■ INSTRUKSI TUGAS:
a - Kutiplah secara persis bagian teks tentang rasa pahit cokelat antara "Sekarang kita akan" dan "sampel dalam pengujian.", termasuk kedua batas tersebut.
b - Jawablah pertanyaan berikut berdasarkan teks tentang rasa pahit cokelat.
(i) Berapa batas nilai p-value yang menandakan pengaruh signifikan suatu faktor pada tingkat kepercayaan 95%?
(ii) Uji statistik apa yang digunakan untuk membandingkan angka koefisien antarlevel?
(iii) Berapa poin skor rasa pahit choc3 lebih rendah dibandingkan dengan choc1?

Sekarang kita akan melakukan inspeksi atribut sensoris rasa pahit (bitterness) dari produk cokelat yang telah dievaluasi oleh panelis. Model yang akan digunakan adalah model lengkap dengan mempertimbangkan efek dari sampel, panelis, sesi pengujian, dan urutan sampel dalam pengujian.

Berdasarkan hasil pengujian signifikasi ANOVA (nilai p-value dalam kolom Pr(>F)), diperoleh sebagai berikut:

Kriteria Pengujian: Pengaruh signifikan terdeteksi dari suatu faktor apabila nilai p-value < 0,05 (jika menggunakan tingkat kepercayaan 95%).

Dapat dilihat bahwa faktor ‘product’ memiliki pengaruh signifikan dengan angka p-value < 0,05. Artinya, secara statistik terdapat perbedaan signifikan pada atribut rasa pahit yang disebabkan oleh keragaman sampel produk cokelat.

4. Komparasi Rasa Pahit Antar Sampel Produk Cokelat

Oleh karena atribut rasa pahit disebabkan oleh keragaman sampel produk cokelat, maka tahap selanjutnya akan dibandingkan rasa pahit antarcokelat. Adapun uji statistik yang digunakan adalah Student’s t-test untuk membandingkan angka koefisien antarlevel.

Summary model bitterness diatas memuat informasi bahwa angka koefisien dari choc2 adalah -1,74. Ini berarti, angka tersebut menunjukkan bahwa selisih nilai antara rerata choc2 terhadap rerata choc1. Dengan kata lain, skor rasa pahit dari choc2 adalah 1,74 poin lebih rendah dibandingkan dengan choc1. Lalu, bagaimana dengan choc3, choc4, choc5, dan choc6 ?

· Skor rasa pahit dari choc3 adalah 6.34 poin lebih rendah dibandingkan dengan choc1.

· Skor rasa pahit dari choc4 adalah 2.42 poin lebih rendah dibandingkan dengan choc1.

· Skor rasa pahit dari choc5 adalah 3.45 poin lebih rendah dibandingkan dengan choc1.

· Skor rasa pahit dari choc6 adalah 4.78 poin lebih rendah dibandingkan dengan choc1.

■ DATA TERSIMPAN:
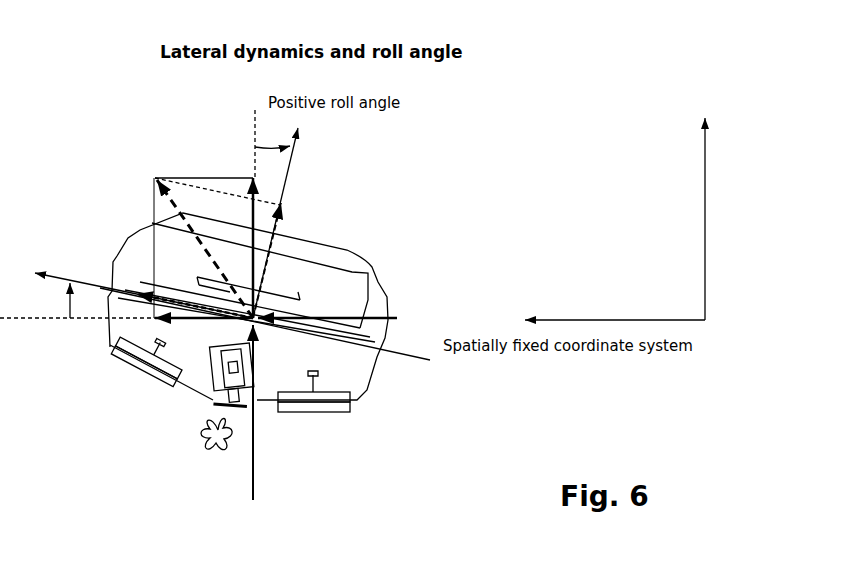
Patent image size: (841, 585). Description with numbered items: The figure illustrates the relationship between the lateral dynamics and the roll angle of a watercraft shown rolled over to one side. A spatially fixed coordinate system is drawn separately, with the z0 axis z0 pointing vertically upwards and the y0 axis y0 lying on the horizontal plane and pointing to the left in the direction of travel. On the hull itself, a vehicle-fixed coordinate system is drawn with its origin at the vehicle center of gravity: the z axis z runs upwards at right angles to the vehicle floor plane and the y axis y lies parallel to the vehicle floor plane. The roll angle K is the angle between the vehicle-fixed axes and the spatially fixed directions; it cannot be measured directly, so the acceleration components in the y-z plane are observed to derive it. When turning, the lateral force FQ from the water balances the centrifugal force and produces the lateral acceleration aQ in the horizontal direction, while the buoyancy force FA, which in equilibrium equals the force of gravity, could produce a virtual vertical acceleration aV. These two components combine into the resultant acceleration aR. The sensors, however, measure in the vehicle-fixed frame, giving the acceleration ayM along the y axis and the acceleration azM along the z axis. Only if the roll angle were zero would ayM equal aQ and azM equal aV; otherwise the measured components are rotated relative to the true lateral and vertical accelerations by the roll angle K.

The resultant acceleration aR is at (132, 126).
The vertical acceleration aV is at (230, 232).
The measured acceleration along z axis azM is at (294, 260).
The measured acceleration along y axis ayM is at (159, 277).
The lateral acceleration aQ is at (184, 331).
The lateral force FQ is at (340, 319).
The buoyancy force FA is at (248, 431).
The vehicle-fixed z axis z is at (283, 222).
The vehicle-fixed y axis y is at (136, 292).
The roll angle K is at (168, 222).
The spatially fixed z0 axis z0 is at (718, 218).
The spatially fixed y0 axis y0 is at (615, 306).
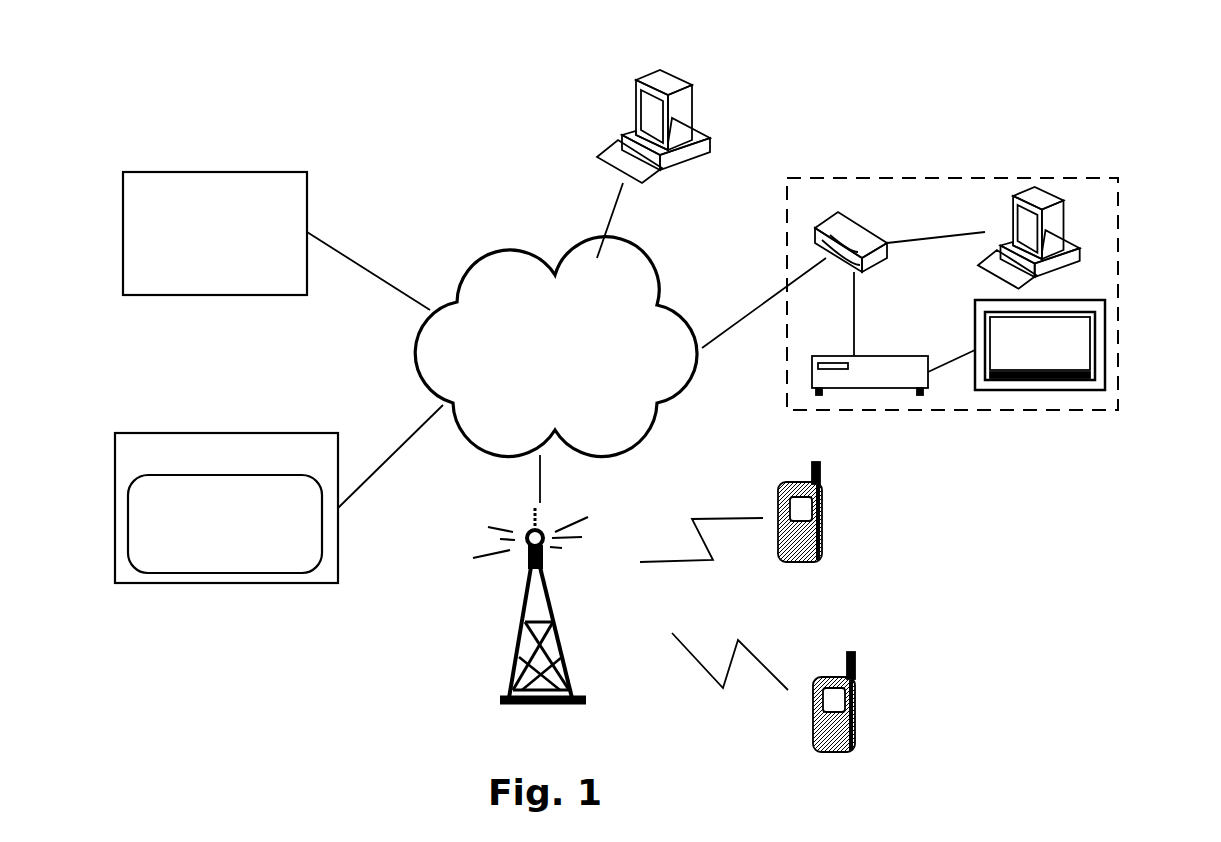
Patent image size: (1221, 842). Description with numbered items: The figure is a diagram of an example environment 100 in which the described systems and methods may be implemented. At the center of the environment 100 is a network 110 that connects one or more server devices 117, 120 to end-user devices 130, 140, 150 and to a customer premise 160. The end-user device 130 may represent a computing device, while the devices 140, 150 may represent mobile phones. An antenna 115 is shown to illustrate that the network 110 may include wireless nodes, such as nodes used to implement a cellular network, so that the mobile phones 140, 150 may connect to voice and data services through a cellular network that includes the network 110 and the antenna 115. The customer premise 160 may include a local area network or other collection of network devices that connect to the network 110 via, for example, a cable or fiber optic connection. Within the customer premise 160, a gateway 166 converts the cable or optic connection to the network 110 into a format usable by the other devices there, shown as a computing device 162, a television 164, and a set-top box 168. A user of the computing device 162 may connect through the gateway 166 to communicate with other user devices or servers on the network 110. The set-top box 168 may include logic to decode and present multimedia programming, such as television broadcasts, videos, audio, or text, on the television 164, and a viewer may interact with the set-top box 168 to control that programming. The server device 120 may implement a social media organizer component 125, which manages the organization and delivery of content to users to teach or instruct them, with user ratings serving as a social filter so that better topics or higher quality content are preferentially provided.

The environment 100 is at (213, 76).
The network 110 is at (556, 347).
The antenna 115 is at (555, 596).
The server device 117 is at (289, 172).
The server device 120 is at (347, 418).
The social media organizer component 125 is at (322, 547).
The end-user device 130 is at (703, 100).
The mobile phone 140 is at (823, 512).
The mobile phone 150 is at (857, 698).
The customer premise 160 is at (1110, 180).
The computing device 162 is at (1082, 236).
The television 164 is at (1105, 327).
The gateway 166 is at (875, 242).
The set-top box 168 is at (897, 356).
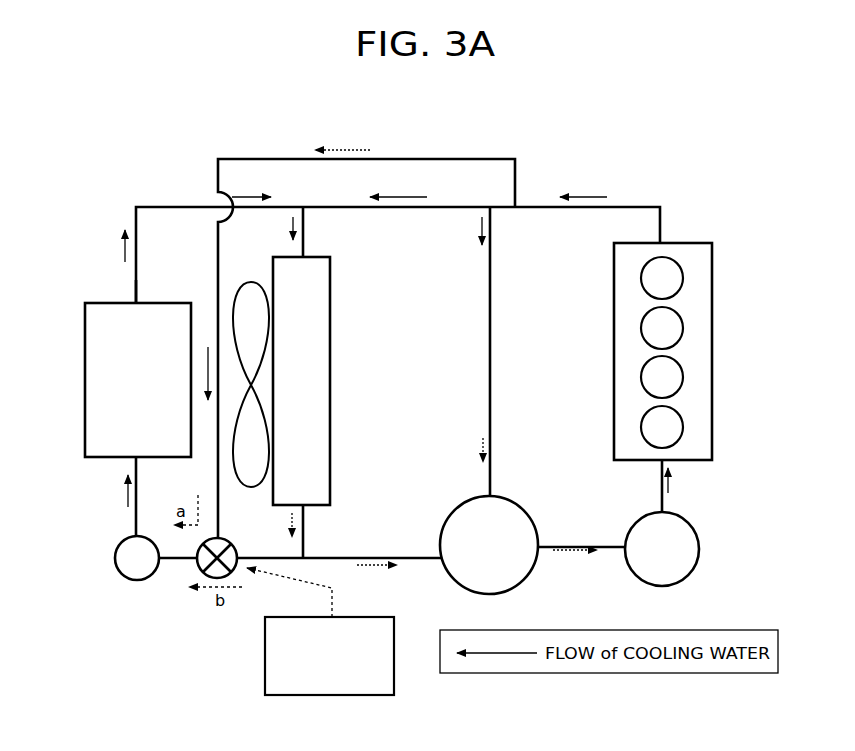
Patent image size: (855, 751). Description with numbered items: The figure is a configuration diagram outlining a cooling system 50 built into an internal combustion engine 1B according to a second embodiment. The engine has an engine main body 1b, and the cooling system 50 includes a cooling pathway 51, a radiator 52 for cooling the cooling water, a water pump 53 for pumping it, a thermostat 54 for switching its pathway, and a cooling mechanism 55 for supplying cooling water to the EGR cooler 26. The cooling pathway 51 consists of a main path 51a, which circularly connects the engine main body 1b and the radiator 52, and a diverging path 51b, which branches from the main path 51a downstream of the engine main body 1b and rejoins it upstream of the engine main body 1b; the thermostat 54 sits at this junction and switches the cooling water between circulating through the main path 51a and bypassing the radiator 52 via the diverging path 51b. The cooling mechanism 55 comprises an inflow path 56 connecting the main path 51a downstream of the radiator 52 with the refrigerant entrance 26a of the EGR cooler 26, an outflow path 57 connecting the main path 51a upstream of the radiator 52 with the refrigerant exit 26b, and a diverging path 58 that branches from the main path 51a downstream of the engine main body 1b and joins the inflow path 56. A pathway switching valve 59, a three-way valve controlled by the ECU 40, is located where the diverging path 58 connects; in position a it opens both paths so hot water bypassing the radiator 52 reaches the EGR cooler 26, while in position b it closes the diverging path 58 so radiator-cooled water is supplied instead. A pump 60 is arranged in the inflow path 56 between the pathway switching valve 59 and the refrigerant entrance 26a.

The internal combustion engine 1B is at (663, 345).
The engine main body 1b is at (716, 327).
The EGR cooler 26 is at (85, 371).
The refrigerant entrance 26a is at (130, 458).
The refrigerant exit 26b is at (135, 299).
The ECU 40 is at (265, 655).
The cooling system 50 is at (143, 190).
The cooling pathway 51 is at (537, 205).
The main path 51a is at (661, 214).
The diverging path 51b is at (491, 326).
The radiator 52 is at (331, 352).
The water pump 53 is at (698, 574).
The thermostat 54 is at (470, 512).
The cooling mechanism 55 is at (105, 273).
The inflow path 56 is at (180, 562).
The outflow path 57 is at (177, 205).
The diverging path 58 is at (215, 261).
The pathway switching valve 59 is at (229, 545).
The pump 60 is at (116, 555).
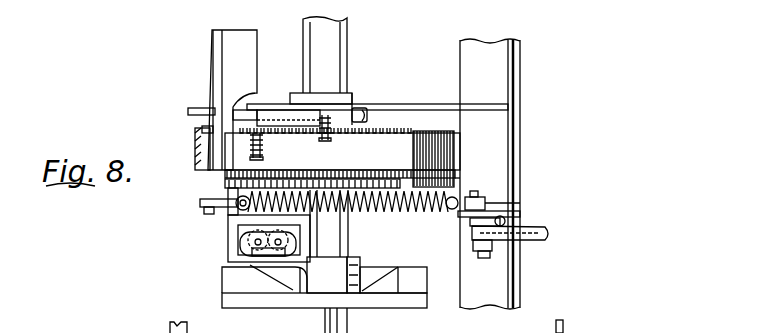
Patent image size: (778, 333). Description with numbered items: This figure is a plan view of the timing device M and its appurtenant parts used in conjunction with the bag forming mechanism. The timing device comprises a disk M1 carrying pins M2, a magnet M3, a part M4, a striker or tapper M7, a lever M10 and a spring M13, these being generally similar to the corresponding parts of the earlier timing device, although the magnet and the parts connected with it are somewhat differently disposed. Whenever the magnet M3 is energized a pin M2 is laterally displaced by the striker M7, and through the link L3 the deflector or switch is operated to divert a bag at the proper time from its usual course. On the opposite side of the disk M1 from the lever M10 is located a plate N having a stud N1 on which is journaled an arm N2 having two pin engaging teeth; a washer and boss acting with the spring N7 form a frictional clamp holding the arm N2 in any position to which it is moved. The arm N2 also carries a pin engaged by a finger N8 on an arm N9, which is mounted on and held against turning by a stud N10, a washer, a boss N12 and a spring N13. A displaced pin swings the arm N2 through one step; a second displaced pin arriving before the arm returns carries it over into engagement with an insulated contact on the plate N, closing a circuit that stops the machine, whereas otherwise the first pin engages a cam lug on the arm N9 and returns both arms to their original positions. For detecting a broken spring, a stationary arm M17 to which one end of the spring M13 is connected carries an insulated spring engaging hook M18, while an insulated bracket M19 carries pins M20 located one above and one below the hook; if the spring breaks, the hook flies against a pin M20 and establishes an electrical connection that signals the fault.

The boss N12 is at (232, 118).
The stud N10 is at (258, 143).
The arm N9 is at (268, 137).
The finger N8 is at (300, 100).
The plate N is at (333, 100).
The arm N2 is at (357, 106).
The spring N7 is at (377, 119).
The stud N1 is at (335, 140).
The spring N13 is at (262, 150).
The lever M10 is at (340, 164).
The link L3 is at (430, 167).
The disk M1 is at (490, 146).
The pin M2 is at (456, 178).
The pin M20 is at (500, 208).
The insulated hook M18 is at (487, 204).
The insulated bracket M19 is at (480, 216).
The stationary arm M17 is at (548, 238).
The spring M13 is at (388, 215).
The striker M7 is at (225, 190).
The part of timing device M4 is at (250, 250).
The magnet M3 is at (283, 253).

■ JAWABAN TUGAS:
a -
Sekarang kita akan melakukan inspeksi atribut sensoris rasa pahit (bitterness) dari produk cokelat yang telah dievaluasi oleh panelis. Model yang akan digunakan adalah model lengkap dengan mempertimbangkan efek dari sampel, panelis, sesi pengujian, dan urutan sampel dalam pengujian.

b -
(i) Nilai p-value < 0,05.
(ii) Student's t-test.
(iii) 6.34 poin.